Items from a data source
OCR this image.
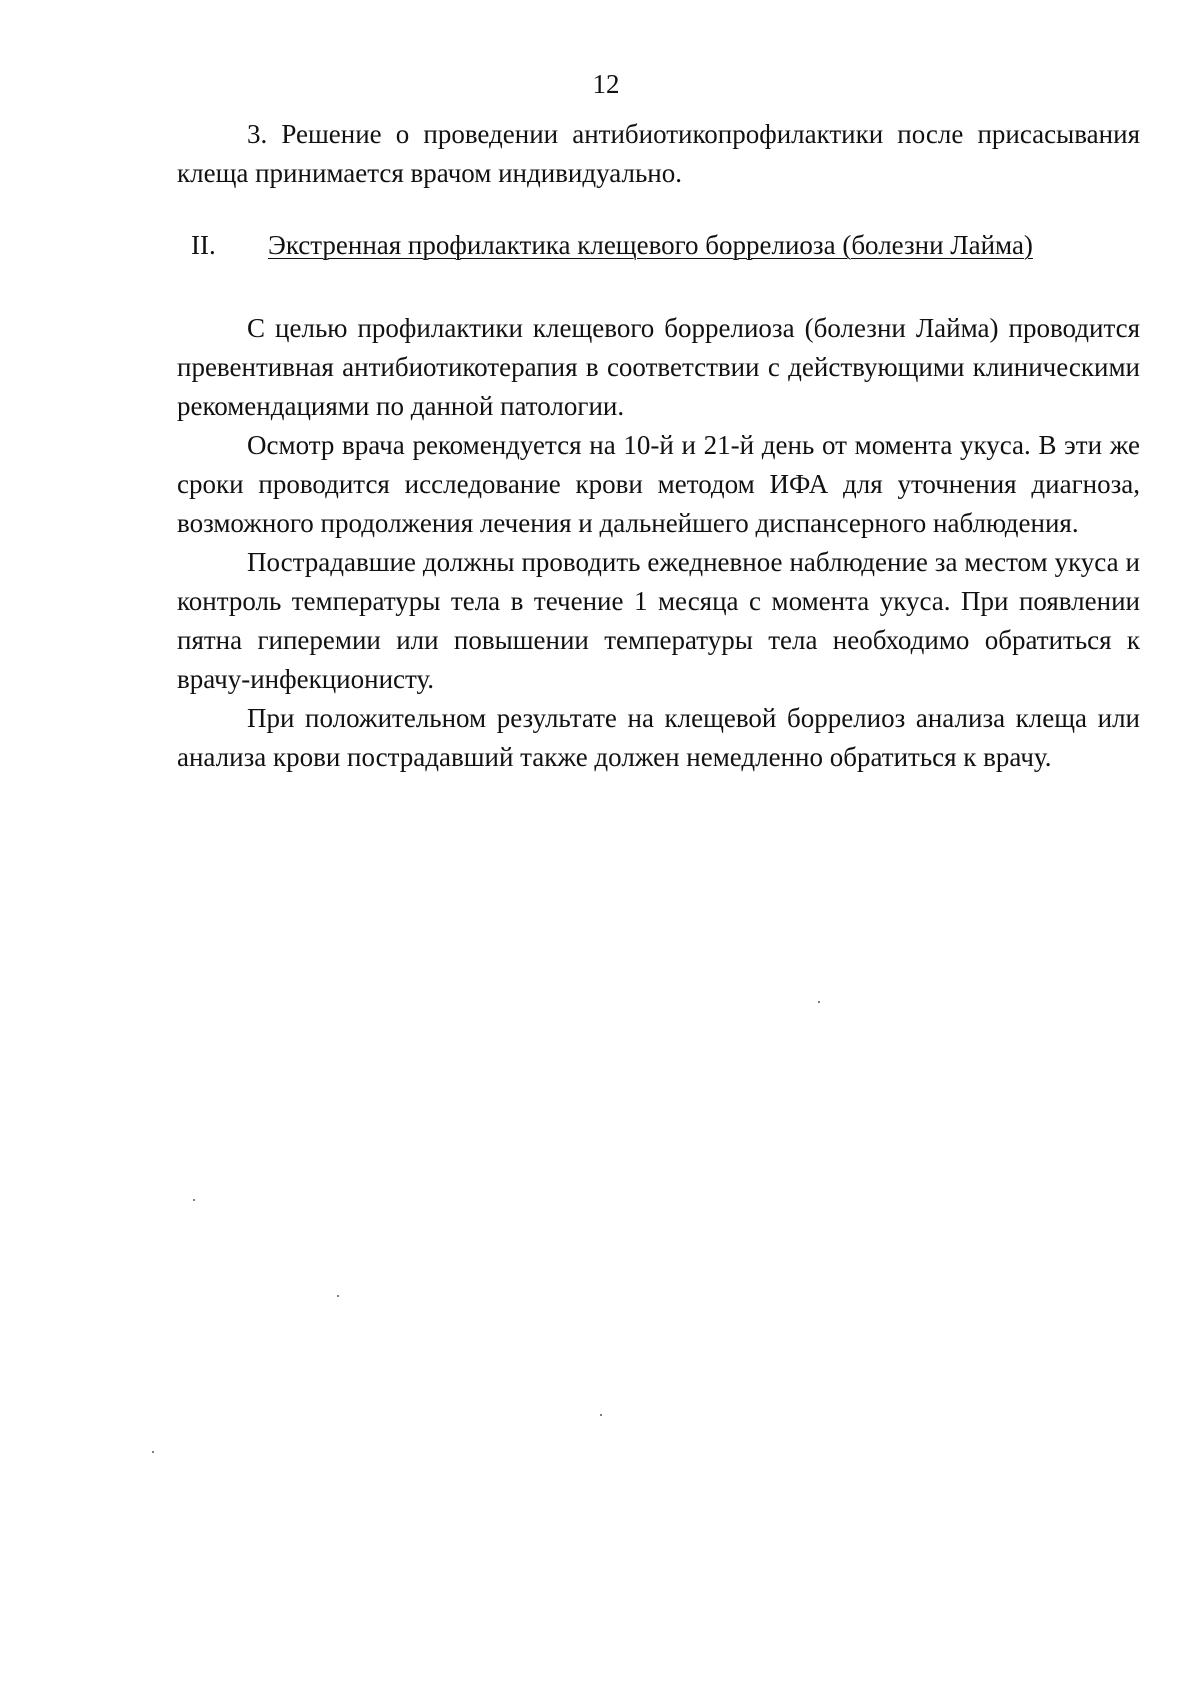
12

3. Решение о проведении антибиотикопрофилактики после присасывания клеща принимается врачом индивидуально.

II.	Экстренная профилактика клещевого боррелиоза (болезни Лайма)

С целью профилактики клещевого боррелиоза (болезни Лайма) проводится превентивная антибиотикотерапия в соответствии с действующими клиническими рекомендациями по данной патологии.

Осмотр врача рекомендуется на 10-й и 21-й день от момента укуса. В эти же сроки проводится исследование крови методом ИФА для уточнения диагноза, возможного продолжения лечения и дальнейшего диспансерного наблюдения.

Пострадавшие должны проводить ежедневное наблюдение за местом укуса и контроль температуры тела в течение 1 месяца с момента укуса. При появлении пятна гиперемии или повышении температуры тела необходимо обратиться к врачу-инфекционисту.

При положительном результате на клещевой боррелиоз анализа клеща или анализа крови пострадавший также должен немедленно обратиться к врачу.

...

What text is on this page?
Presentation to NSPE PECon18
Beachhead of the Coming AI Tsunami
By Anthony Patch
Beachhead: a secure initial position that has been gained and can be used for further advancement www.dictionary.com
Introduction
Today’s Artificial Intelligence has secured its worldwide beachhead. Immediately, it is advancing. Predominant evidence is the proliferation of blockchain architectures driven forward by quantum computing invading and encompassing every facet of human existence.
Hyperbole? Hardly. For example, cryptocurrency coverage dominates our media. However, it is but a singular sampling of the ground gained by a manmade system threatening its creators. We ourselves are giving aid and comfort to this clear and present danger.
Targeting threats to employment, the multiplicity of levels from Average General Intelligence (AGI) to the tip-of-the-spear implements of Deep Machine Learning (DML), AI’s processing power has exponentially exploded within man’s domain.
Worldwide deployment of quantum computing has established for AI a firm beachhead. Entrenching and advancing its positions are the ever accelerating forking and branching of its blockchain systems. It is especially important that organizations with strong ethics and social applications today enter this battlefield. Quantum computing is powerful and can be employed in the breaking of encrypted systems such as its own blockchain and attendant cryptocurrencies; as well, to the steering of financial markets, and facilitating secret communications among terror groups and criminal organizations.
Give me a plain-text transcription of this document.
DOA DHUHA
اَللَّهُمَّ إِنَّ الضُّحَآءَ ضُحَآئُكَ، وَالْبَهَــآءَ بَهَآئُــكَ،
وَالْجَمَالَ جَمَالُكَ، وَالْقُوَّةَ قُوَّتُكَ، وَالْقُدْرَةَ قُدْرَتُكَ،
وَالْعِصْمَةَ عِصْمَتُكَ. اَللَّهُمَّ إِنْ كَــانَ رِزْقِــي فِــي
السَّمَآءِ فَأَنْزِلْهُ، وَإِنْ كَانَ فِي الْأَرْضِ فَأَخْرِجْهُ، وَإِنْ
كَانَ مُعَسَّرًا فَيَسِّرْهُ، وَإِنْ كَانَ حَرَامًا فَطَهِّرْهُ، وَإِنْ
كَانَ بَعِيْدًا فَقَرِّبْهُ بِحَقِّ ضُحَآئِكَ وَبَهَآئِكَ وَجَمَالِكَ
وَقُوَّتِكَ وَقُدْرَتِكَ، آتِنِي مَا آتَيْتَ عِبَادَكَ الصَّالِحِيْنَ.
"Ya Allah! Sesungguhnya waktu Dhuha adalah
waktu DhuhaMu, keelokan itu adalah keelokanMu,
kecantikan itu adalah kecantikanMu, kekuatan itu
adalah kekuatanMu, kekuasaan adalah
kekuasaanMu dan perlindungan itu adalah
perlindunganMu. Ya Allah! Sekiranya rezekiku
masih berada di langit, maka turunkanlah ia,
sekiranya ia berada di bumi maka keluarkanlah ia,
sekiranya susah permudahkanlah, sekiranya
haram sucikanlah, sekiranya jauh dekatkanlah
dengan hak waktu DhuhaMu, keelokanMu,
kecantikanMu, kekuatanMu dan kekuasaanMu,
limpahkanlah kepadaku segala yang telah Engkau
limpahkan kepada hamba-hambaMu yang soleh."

---

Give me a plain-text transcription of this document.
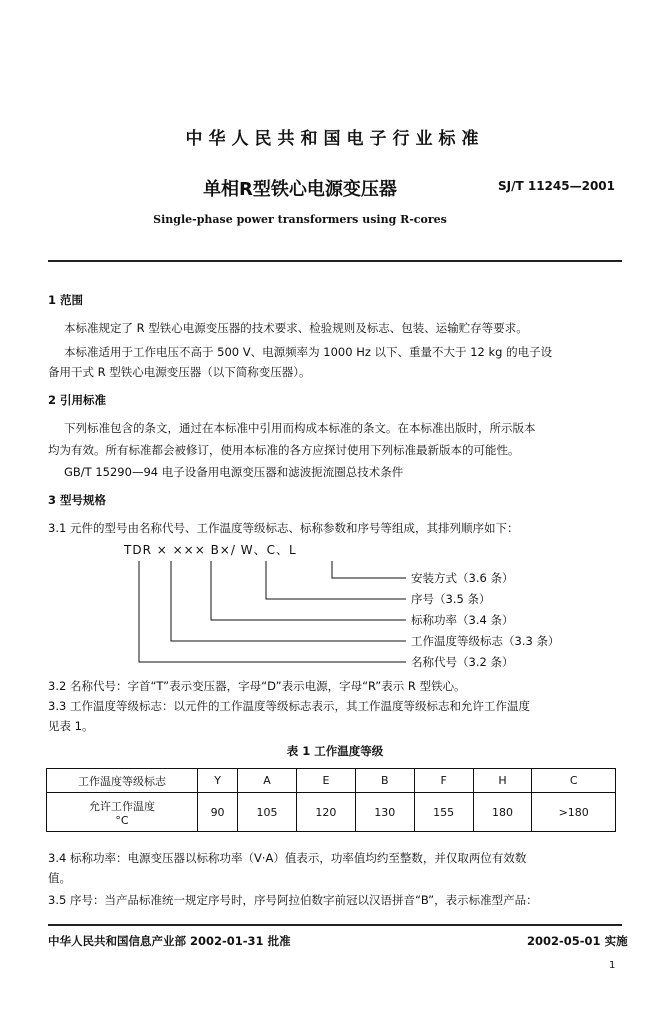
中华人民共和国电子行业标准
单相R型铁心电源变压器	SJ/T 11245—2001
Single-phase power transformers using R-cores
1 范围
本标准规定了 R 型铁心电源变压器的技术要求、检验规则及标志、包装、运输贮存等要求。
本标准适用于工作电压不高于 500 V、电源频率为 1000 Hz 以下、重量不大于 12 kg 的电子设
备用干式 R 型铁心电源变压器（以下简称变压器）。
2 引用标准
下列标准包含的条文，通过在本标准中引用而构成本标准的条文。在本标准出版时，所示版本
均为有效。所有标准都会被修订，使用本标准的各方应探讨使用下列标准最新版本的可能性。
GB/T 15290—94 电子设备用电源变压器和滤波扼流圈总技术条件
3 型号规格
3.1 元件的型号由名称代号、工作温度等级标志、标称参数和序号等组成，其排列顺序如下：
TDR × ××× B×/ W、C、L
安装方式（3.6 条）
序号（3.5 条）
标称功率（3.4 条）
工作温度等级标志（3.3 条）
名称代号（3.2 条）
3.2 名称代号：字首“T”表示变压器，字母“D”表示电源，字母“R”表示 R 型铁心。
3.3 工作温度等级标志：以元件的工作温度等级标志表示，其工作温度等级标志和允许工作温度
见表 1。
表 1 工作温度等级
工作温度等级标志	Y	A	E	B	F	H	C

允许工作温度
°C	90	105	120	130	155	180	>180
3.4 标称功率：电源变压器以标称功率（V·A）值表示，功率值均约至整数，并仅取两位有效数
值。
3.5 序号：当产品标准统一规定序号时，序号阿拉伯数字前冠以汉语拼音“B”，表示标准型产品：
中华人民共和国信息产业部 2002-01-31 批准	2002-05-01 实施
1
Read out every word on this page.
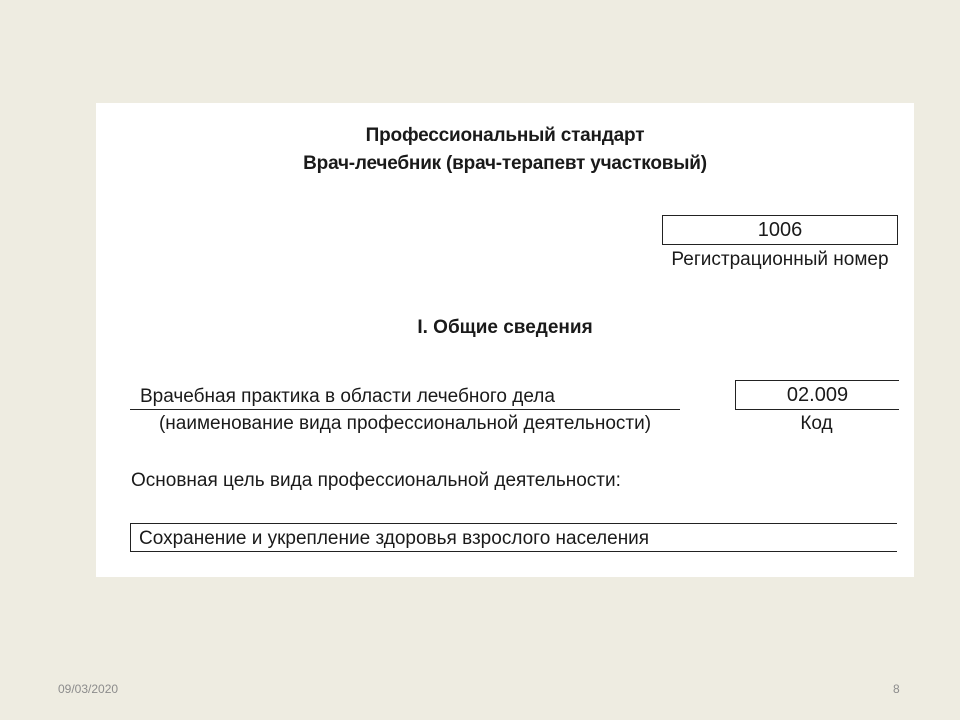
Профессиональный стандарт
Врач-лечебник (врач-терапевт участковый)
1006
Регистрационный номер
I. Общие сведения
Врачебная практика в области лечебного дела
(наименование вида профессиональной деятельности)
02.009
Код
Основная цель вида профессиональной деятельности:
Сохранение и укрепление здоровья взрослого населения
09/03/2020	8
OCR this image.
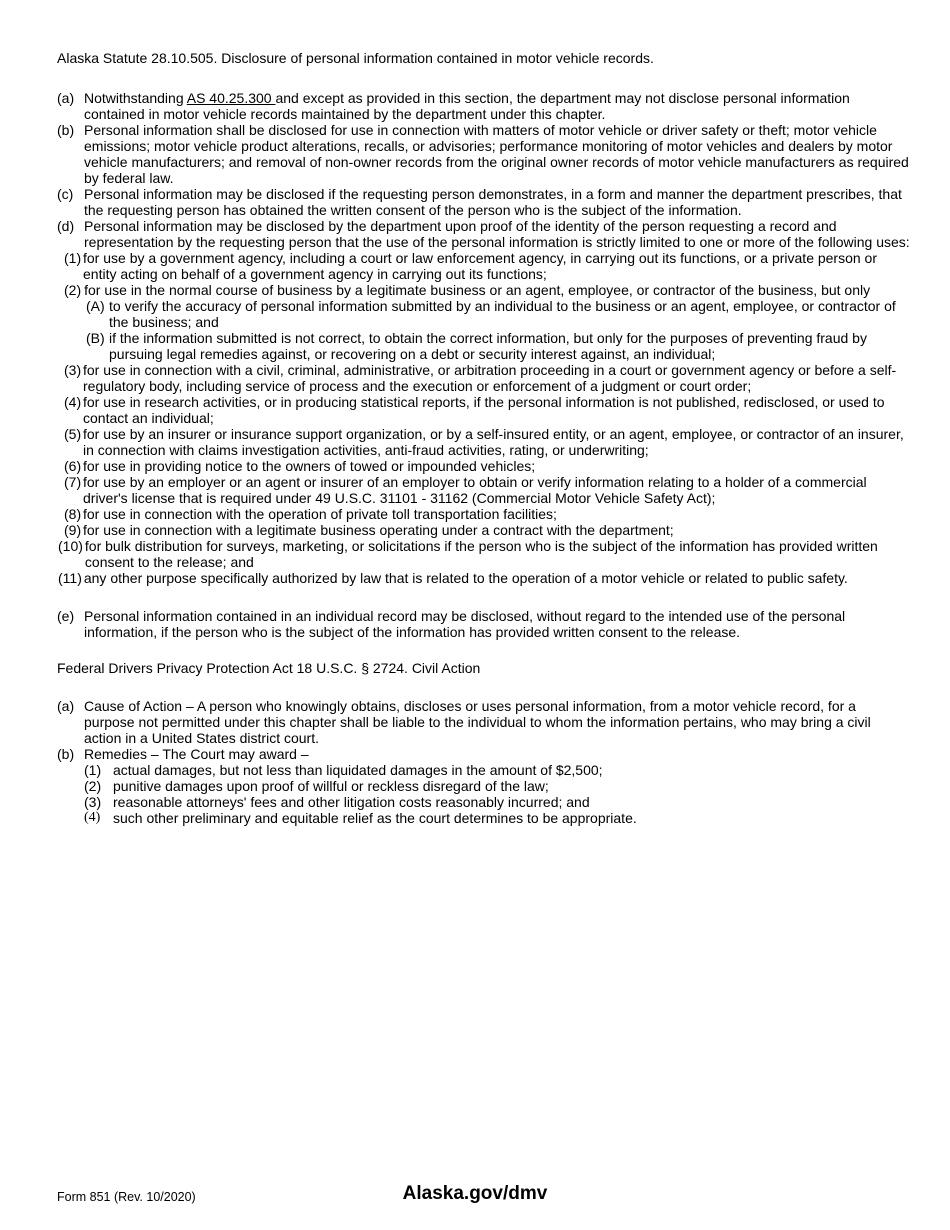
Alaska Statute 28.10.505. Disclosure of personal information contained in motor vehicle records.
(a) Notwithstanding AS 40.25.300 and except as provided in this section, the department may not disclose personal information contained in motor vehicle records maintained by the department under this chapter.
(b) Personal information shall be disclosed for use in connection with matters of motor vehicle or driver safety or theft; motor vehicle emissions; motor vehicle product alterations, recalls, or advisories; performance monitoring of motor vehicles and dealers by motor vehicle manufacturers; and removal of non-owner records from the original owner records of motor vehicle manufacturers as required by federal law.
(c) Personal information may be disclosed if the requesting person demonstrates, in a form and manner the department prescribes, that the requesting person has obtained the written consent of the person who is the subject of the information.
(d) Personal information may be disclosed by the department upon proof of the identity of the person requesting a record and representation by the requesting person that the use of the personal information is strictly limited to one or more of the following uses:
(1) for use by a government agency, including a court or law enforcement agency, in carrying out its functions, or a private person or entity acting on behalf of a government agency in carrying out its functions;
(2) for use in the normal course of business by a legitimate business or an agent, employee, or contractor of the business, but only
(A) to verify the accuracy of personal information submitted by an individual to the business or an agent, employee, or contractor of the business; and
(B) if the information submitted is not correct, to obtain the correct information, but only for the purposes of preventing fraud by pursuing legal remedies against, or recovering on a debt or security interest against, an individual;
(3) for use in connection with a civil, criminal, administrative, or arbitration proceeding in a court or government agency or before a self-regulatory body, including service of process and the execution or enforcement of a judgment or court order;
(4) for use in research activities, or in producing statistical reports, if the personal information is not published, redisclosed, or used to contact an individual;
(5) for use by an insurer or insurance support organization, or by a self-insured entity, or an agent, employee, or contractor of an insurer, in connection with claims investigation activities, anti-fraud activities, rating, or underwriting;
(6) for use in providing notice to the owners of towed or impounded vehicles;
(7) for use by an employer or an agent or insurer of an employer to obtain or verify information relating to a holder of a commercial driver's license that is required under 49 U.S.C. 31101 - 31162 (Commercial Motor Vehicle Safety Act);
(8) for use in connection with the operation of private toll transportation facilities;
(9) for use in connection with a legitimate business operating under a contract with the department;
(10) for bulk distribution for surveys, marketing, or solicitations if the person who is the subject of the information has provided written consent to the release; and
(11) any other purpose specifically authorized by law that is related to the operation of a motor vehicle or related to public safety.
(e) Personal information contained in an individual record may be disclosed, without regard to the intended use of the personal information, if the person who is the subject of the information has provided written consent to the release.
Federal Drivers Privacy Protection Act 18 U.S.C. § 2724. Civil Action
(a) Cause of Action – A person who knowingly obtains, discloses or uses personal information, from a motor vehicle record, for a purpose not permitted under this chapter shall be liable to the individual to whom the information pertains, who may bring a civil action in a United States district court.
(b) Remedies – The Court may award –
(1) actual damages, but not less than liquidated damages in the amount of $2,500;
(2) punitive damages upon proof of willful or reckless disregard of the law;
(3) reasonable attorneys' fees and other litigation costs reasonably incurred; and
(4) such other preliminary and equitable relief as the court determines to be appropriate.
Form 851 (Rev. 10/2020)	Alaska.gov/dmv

▶ [Stated goal]:
Read the data above and pull out each line that holds the string "боррелиоза".

▶ [Solution for this problem]:
II.	Экстренная профилактика клещевого боррелиоза (болезни Лайма)
С целью профилактики клещевого боррелиоза (болезни Лайма) проводится превентивная антибиотикотерапия в соответствии с действующими клиническими рекомендациями по данной патологии.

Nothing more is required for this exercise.